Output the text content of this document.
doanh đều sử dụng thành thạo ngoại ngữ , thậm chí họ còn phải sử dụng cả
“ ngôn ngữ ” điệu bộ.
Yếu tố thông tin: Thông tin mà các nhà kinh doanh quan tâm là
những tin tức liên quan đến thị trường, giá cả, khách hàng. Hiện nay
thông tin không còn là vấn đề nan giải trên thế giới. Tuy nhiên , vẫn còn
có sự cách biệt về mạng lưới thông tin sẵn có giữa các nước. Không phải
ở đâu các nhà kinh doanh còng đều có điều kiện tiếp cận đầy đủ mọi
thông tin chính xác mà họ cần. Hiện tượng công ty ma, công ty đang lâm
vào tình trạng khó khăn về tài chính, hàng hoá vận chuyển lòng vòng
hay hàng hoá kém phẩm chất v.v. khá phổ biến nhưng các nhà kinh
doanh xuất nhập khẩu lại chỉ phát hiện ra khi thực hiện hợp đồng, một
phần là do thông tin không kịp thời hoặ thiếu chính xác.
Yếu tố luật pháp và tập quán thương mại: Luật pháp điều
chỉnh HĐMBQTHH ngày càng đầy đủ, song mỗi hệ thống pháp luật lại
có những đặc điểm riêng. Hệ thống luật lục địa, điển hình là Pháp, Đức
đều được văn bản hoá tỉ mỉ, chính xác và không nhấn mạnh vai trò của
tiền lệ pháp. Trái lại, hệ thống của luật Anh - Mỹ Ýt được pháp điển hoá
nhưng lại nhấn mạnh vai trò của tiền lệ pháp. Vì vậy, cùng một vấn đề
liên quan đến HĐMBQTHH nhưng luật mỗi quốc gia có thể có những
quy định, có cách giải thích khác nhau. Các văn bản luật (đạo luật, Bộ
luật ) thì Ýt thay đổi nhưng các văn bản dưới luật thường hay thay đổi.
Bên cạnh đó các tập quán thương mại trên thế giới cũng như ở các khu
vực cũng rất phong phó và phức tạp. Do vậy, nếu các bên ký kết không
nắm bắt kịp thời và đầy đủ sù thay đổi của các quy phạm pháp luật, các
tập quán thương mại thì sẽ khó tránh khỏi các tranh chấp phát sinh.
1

---

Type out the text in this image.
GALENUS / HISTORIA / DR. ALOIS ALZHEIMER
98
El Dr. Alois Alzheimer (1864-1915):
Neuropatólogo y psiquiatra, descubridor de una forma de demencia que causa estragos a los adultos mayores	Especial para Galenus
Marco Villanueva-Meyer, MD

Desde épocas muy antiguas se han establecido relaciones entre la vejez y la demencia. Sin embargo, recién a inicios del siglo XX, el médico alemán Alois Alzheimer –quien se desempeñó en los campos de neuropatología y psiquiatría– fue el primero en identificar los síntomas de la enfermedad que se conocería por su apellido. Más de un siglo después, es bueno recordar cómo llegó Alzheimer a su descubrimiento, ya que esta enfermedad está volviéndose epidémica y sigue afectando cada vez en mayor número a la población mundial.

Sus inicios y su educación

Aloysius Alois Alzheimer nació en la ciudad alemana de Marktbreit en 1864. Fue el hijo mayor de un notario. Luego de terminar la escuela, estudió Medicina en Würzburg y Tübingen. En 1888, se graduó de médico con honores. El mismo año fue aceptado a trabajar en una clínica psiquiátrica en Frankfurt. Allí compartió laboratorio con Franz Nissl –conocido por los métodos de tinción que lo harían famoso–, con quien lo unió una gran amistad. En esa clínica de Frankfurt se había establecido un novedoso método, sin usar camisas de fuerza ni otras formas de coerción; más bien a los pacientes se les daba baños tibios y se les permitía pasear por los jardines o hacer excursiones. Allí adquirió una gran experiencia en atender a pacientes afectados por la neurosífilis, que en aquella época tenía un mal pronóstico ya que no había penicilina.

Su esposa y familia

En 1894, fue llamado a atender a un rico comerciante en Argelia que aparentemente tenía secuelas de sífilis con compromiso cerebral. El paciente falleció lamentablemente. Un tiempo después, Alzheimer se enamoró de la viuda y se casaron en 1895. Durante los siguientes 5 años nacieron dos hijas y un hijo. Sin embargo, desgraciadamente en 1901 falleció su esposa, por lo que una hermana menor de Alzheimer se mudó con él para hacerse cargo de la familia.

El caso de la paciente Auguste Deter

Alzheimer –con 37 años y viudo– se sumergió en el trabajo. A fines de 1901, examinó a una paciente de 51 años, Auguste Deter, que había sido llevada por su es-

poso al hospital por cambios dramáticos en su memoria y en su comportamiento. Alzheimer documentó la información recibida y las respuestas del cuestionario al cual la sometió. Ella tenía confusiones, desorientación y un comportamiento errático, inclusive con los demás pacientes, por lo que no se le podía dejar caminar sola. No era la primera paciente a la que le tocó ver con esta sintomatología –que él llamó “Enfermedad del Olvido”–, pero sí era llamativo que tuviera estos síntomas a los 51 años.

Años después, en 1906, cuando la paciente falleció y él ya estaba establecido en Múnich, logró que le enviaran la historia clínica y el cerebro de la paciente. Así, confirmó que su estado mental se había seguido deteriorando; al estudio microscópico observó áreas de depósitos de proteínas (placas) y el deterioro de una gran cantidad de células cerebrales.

◆ **TASK INSTRUCTIONS**:
Search the listing for the string "nhưng". Copy each line where it turns up.

◆ **ANSWER**:
hay hàng hoá kém phẩm chất v.v. khá phổ biến nhưng các nhà kinh
nhưng lại nhấn mạnh vai trò của tiền lệ pháp. Vì vậy, cùng một vấn đề
liên quan đến HĐMBQTHH nhưng luật mỗi quốc gia có thể có những
luật ) thì Ýt thay đổi nhưng các văn bản dưới luật thường hay thay đổi.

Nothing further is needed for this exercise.